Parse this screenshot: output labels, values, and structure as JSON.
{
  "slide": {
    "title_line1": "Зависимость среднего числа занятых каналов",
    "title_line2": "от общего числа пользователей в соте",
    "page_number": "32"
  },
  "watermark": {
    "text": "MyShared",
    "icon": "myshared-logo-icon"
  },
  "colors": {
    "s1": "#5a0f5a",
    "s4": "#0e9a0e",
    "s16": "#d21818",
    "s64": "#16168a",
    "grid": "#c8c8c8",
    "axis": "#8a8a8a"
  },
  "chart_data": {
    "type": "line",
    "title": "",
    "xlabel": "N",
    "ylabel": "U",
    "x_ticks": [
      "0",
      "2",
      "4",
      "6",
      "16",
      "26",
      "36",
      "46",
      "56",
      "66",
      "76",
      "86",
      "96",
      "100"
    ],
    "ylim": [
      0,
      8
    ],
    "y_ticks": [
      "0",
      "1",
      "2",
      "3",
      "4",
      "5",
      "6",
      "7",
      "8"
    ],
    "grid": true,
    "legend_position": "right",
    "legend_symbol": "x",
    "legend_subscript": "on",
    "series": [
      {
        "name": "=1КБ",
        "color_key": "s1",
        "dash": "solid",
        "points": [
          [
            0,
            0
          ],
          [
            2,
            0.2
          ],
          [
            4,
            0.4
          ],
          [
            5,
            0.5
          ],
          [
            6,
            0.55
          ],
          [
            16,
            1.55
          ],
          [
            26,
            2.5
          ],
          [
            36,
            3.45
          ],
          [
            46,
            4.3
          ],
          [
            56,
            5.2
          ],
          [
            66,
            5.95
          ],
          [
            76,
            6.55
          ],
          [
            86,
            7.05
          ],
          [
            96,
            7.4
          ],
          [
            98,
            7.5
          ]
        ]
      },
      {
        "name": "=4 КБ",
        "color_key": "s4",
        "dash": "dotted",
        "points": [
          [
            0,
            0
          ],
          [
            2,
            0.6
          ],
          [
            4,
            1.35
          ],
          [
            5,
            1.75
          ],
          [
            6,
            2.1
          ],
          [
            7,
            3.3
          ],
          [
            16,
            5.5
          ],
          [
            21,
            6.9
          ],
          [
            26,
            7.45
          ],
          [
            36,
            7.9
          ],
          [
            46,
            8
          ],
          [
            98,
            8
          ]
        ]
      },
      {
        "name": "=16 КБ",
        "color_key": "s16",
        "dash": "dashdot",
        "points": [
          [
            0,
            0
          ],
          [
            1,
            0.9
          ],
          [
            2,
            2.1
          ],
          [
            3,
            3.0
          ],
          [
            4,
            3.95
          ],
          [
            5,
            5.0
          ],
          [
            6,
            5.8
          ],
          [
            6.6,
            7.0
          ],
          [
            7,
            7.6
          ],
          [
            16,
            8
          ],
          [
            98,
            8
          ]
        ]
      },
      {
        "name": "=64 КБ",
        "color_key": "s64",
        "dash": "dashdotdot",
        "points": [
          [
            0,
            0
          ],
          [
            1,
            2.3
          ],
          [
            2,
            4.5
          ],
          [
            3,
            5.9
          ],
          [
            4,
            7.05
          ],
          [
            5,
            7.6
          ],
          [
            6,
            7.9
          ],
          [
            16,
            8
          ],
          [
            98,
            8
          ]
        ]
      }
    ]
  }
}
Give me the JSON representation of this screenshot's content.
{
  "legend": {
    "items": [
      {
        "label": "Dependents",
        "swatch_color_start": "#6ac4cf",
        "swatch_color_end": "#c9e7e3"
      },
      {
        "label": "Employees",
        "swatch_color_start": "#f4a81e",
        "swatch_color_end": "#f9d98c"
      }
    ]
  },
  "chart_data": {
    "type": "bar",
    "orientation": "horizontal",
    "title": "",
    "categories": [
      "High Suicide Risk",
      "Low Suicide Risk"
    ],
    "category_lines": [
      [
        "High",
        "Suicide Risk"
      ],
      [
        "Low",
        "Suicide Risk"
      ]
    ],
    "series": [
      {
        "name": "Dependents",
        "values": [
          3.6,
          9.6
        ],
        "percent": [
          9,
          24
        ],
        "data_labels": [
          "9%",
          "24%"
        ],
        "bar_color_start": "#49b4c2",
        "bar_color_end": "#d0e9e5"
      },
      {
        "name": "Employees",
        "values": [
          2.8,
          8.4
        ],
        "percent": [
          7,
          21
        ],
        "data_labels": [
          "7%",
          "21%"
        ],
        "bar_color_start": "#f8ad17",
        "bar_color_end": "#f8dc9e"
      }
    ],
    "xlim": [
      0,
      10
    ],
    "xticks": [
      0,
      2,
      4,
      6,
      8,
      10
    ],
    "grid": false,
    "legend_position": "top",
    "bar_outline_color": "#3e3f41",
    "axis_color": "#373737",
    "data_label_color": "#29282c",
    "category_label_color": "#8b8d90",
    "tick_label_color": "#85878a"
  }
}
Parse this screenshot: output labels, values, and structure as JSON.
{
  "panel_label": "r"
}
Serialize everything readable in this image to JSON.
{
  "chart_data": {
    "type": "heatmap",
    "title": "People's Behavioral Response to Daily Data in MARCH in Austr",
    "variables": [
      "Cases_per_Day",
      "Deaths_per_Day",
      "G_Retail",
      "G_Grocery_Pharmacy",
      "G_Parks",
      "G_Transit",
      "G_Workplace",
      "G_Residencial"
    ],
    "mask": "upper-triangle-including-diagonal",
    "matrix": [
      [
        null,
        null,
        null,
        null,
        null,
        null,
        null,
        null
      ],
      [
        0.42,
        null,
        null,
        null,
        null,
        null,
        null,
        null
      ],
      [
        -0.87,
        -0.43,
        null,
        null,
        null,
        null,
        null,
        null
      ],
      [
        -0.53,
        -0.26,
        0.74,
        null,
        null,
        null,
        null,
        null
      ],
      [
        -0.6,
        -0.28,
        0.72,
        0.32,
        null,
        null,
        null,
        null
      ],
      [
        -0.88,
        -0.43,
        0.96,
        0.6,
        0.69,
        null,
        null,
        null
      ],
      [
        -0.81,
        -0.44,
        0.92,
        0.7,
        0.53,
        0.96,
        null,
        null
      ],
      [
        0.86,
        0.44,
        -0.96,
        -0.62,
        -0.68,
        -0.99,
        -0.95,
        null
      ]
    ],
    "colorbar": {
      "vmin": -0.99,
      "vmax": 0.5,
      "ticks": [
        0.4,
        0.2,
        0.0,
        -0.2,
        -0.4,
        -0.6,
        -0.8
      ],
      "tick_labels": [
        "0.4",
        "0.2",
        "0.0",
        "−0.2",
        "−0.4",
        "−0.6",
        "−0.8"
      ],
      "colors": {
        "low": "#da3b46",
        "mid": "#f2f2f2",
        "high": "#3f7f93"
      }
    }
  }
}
---
To do: From the entries above, extract every line where the word "числа" appears.

Exercise answer:
    "title_line1": "Зависимость среднего числа занятых каналов",
    "title_line2": "от общего числа пользователей в соте",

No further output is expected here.